■ **WORK TO DO**
Search the material for the string "measurement" and copy each line where it occurs.

◆ ◆ ◆ ◆

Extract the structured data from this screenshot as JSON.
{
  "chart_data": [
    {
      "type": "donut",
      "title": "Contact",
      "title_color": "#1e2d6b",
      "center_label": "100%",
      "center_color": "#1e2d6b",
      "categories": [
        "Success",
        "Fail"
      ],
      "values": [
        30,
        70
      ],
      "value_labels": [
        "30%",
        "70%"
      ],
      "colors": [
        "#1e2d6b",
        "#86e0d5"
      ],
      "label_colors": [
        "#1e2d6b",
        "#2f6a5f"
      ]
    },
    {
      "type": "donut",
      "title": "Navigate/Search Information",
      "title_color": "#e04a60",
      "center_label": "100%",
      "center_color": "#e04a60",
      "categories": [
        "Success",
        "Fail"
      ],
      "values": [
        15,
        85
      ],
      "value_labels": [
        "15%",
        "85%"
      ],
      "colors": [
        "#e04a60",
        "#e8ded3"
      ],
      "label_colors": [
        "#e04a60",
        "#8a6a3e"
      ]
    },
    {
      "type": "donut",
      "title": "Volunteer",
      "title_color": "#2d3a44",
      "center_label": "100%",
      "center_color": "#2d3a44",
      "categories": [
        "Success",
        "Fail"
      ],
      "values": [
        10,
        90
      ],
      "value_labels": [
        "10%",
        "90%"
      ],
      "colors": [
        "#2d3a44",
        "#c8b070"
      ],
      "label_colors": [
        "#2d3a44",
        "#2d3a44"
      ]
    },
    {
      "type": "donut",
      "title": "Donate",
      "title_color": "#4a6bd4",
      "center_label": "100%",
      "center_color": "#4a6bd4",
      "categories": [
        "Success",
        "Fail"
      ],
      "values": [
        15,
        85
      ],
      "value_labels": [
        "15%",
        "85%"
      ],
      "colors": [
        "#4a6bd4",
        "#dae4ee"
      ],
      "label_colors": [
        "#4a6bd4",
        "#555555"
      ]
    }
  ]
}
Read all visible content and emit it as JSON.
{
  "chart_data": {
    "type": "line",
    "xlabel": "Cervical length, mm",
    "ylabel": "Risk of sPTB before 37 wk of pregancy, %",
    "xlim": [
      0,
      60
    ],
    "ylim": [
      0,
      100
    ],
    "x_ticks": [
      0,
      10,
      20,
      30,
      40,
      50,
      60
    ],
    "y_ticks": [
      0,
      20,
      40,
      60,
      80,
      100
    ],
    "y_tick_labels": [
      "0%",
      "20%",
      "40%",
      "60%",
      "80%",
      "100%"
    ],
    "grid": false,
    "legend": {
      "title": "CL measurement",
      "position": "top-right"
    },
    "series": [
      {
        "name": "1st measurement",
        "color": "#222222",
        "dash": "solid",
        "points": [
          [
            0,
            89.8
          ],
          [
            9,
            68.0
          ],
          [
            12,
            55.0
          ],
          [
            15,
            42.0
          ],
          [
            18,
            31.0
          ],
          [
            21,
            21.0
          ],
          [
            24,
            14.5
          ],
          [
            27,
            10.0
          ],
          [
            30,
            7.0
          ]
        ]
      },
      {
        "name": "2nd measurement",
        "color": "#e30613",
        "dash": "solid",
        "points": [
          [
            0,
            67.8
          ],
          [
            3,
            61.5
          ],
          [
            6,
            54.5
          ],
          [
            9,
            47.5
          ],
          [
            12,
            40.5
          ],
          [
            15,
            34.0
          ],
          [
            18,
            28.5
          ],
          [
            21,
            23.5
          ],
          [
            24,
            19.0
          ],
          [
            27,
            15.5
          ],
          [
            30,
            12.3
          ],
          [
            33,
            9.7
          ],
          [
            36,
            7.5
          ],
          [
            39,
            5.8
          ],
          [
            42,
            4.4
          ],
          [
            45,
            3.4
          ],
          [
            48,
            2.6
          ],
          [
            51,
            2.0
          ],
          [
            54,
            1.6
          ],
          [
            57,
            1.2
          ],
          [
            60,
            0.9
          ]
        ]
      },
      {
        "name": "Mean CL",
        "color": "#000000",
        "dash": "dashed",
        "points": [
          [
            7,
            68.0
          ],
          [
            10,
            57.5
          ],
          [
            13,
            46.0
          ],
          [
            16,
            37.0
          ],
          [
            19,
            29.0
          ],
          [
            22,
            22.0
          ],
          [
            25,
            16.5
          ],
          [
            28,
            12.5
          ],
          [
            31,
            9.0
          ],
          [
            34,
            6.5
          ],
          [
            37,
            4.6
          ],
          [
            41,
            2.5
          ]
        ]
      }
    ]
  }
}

◆ ◆ ◆ ◆

■ **IN RESPONSE**
      "title": "CL measurement",
        "name": "1st measurement",
        "name": "2nd measurement",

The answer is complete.